== Raw records ==

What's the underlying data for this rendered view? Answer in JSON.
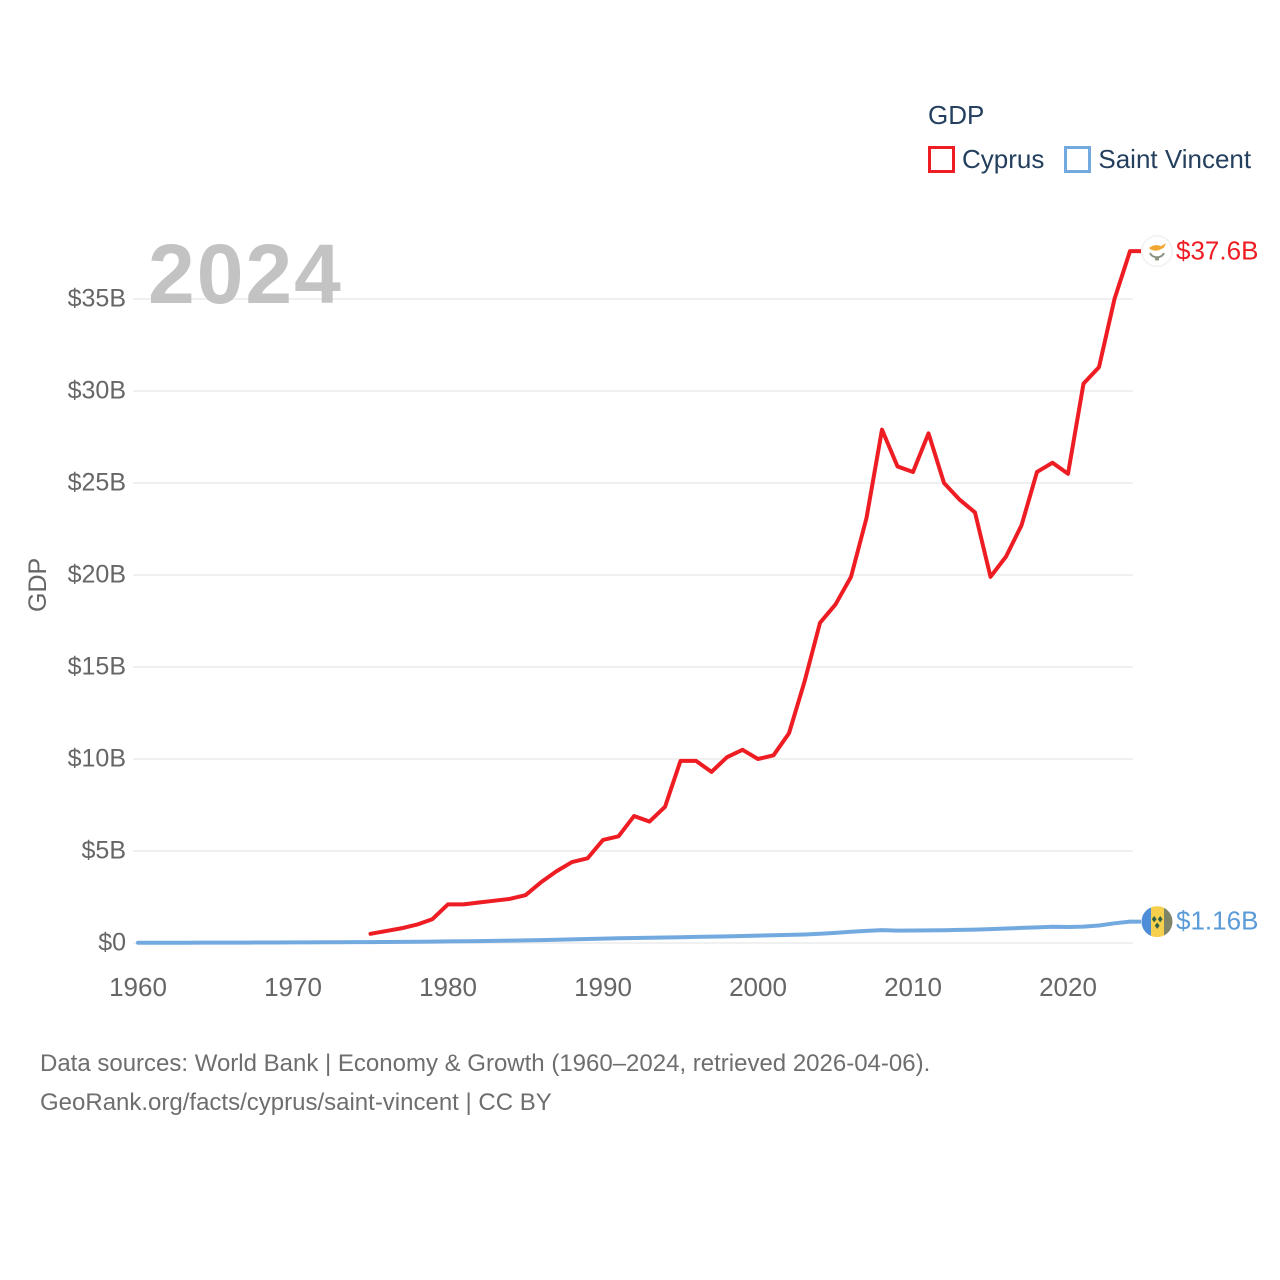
{
  "legend": {
    "title": "GDP",
    "items": [
      {
        "label": "Cyprus",
        "color": "#ee1d23"
      },
      {
        "label": "Saint Vincent",
        "color": "#72aadf"
      }
    ]
  },
  "watermark": "2024",
  "end_labels": [
    {
      "text": "$37.6B",
      "color": "#ee1d23"
    },
    {
      "text": "$1.16B",
      "color": "#5b9bd8"
    }
  ],
  "footer": {
    "line1": "Data sources: World Bank | Economy & Growth (1960–2024, retrieved 2026-04-06).",
    "line2": "GeoRank.org/facts/cyprus/saint-vincent | CC BY"
  },
  "chart_data": {
    "type": "line",
    "title": "GDP",
    "xlabel": "",
    "ylabel": "GDP",
    "grid": true,
    "legend_position": "top-right",
    "xlim": [
      1957,
      2027
    ],
    "ylim": [
      0,
      38.5
    ],
    "x_ticks": [
      1960,
      1970,
      1980,
      1990,
      2000,
      2010,
      2020
    ],
    "y_ticks": [
      {
        "value": 0,
        "label": "$0"
      },
      {
        "value": 5,
        "label": "$5B"
      },
      {
        "value": 10,
        "label": "$10B"
      },
      {
        "value": 15,
        "label": "$15B"
      },
      {
        "value": 20,
        "label": "$20B"
      },
      {
        "value": 25,
        "label": "$25B"
      },
      {
        "value": 30,
        "label": "$30B"
      },
      {
        "value": 35,
        "label": "$35B"
      }
    ],
    "series": [
      {
        "name": "Cyprus",
        "color": "#ee1d23",
        "flag": "cyprus-flag-icon",
        "end_label": "$37.6B",
        "start_year": 1975,
        "values": [
          0.5,
          0.65,
          0.8,
          1.0,
          1.3,
          2.1,
          2.1,
          2.2,
          2.3,
          2.4,
          2.6,
          3.3,
          3.9,
          4.4,
          4.6,
          5.6,
          5.8,
          6.9,
          6.6,
          7.4,
          9.9,
          9.9,
          9.3,
          10.1,
          10.5,
          10.0,
          10.2,
          11.4,
          14.2,
          17.4,
          18.4,
          19.9,
          23.1,
          27.9,
          25.9,
          25.6,
          27.7,
          25.0,
          24.1,
          23.4,
          19.9,
          21.0,
          22.7,
          25.6,
          26.1,
          25.5,
          30.4,
          31.3,
          35.0,
          37.6
        ]
      },
      {
        "name": "Saint Vincent",
        "color": "#72aadf",
        "flag": "saint-vincent-flag-icon",
        "end_label": "$1.16B",
        "start_year": 1960,
        "values": [
          0.013,
          0.014,
          0.015,
          0.016,
          0.017,
          0.019,
          0.021,
          0.023,
          0.025,
          0.028,
          0.031,
          0.034,
          0.038,
          0.042,
          0.046,
          0.05,
          0.055,
          0.062,
          0.07,
          0.078,
          0.085,
          0.095,
          0.105,
          0.115,
          0.128,
          0.14,
          0.155,
          0.175,
          0.195,
          0.215,
          0.24,
          0.255,
          0.27,
          0.285,
          0.3,
          0.315,
          0.33,
          0.345,
          0.36,
          0.38,
          0.4,
          0.42,
          0.44,
          0.465,
          0.5,
          0.55,
          0.61,
          0.66,
          0.7,
          0.675,
          0.68,
          0.685,
          0.69,
          0.71,
          0.73,
          0.755,
          0.79,
          0.82,
          0.85,
          0.88,
          0.87,
          0.89,
          0.95,
          1.07,
          1.16
        ]
      }
    ]
  }
}
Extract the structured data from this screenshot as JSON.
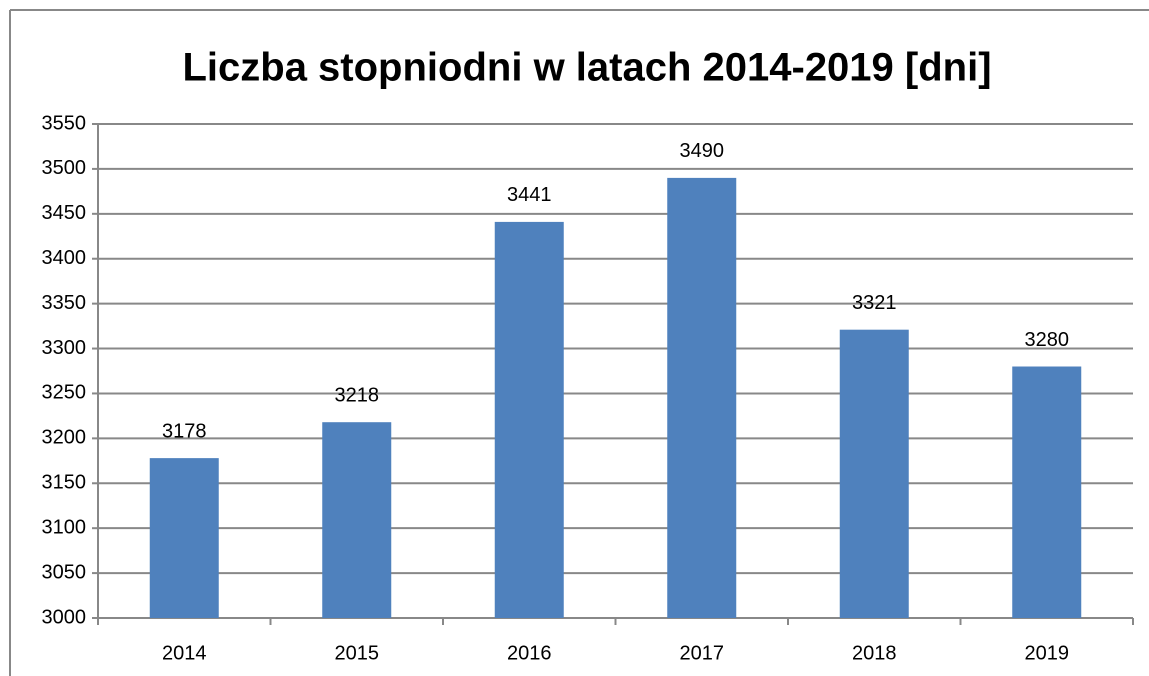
{
  "chart_data": {
    "type": "bar",
    "title": "Liczba stopniodni w latach 2014-2019 [dni]",
    "categories": [
      "2014",
      "2015",
      "2016",
      "2017",
      "2018",
      "2019"
    ],
    "values": [
      3178,
      3218,
      3441,
      3490,
      3321,
      3280
    ],
    "color": "#4f81bd",
    "ylim": [
      3000,
      3550
    ],
    "yticks": [
      3000,
      3050,
      3100,
      3150,
      3200,
      3250,
      3300,
      3350,
      3400,
      3450,
      3500,
      3550
    ],
    "grid": true
  }
}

===

Requirements: Transcribe every line in the entries above, taking out only the images.

Solution to this task:
What's the underlying data for this rendered view? Answer in JSON.
{
  "legend": {
    "title": "GDP",
    "items": [
      {
        "label": "Cyprus",
        "color": "#ee1d23"
      },
      {
        "label": "Saint Vincent",
        "color": "#72aadf"
      }
    ]
  },
  "watermark": "2024",
  "end_labels": [
    {
      "text": "$37.6B",
      "color": "#ee1d23"
    },
    {
      "text": "$1.16B",
      "color": "#5b9bd8"
    }
  ],
  "footer": {
    "line1": "Data sources: World Bank | Economy & Growth (1960–2024, retrieved 2026-04-06).",
    "line2": "GeoRank.org/facts/cyprus/saint-vincent | CC BY"
  },
  "chart_data": {
    "type": "line",
    "title": "GDP",
    "xlabel": "",
    "ylabel": "GDP",
    "grid": true,
    "legend_position": "top-right",
    "xlim": [
      1957,
      2027
    ],
    "ylim": [
      0,
      38.5
    ],
    "x_ticks": [
      1960,
      1970,
      1980,
      1990,
      2000,
      2010,
      2020
    ],
    "y_ticks": [
      {
        "value": 0,
        "label": "$0"
      },
      {
        "value": 5,
        "label": "$5B"
      },
      {
        "value": 10,
        "label": "$10B"
      },
      {
        "value": 15,
        "label": "$15B"
      },
      {
        "value": 20,
        "label": "$20B"
      },
      {
        "value": 25,
        "label": "$25B"
      },
      {
        "value": 30,
        "label": "$30B"
      },
      {
        "value": 35,
        "label": "$35B"
      }
    ],
    "series": [
      {
        "name": "Cyprus",
        "color": "#ee1d23",
        "flag": "cyprus-flag-icon",
        "end_label": "$37.6B",
        "start_year": 1975,
        "values": [
          0.5,
          0.65,
          0.8,
          1.0,
          1.3,
          2.1,
          2.1,
          2.2,
          2.3,
          2.4,
          2.6,
          3.3,
          3.9,
          4.4,
          4.6,
          5.6,
          5.8,
          6.9,
          6.6,
          7.4,
          9.9,
          9.9,
          9.3,
          10.1,
          10.5,
          10.0,
          10.2,
          11.4,
          14.2,
          17.4,
          18.4,
          19.9,
          23.1,
          27.9,
          25.9,
          25.6,
          27.7,
          25.0,
          24.1,
          23.4,
          19.9,
          21.0,
          22.7,
          25.6,
          26.1,
          25.5,
          30.4,
          31.3,
          35.0,
          37.6
        ]
      },
      {
        "name": "Saint Vincent",
        "color": "#72aadf",
        "flag": "saint-vincent-flag-icon",
        "end_label": "$1.16B",
        "start_year": 1960,
        "values": [
          0.013,
          0.014,
          0.015,
          0.016,
          0.017,
          0.019,
          0.021,
          0.023,
          0.025,
          0.028,
          0.031,
          0.034,
          0.038,
          0.042,
          0.046,
          0.05,
          0.055,
          0.062,
          0.07,
          0.078,
          0.085,
          0.095,
          0.105,
          0.115,
          0.128,
          0.14,
          0.155,
          0.175,
          0.195,
          0.215,
          0.24,
          0.255,
          0.27,
          0.285,
          0.3,
          0.315,
          0.33,
          0.345,
          0.36,
          0.38,
          0.4,
          0.42,
          0.44,
          0.465,
          0.5,
          0.55,
          0.61,
          0.66,
          0.7,
          0.675,
          0.68,
          0.685,
          0.69,
          0.71,
          0.73,
          0.755,
          0.79,
          0.82,
          0.85,
          0.88,
          0.87,
          0.89,
          0.95,
          1.07,
          1.16
        ]
      }
    ]
  }
}
Extract the structured data from this screenshot as JSON.
{
  "chart_data": {
    "type": "bar",
    "title": "Liczba stopniodni w latach 2014-2019 [dni]",
    "categories": [
      "2014",
      "2015",
      "2016",
      "2017",
      "2018",
      "2019"
    ],
    "values": [
      3178,
      3218,
      3441,
      3490,
      3321,
      3280
    ],
    "color": "#4f81bd",
    "ylim": [
      3000,
      3550
    ],
    "yticks": [
      3000,
      3050,
      3100,
      3150,
      3200,
      3250,
      3300,
      3350,
      3400,
      3450,
      3500,
      3550
    ],
    "grid": true
  }
}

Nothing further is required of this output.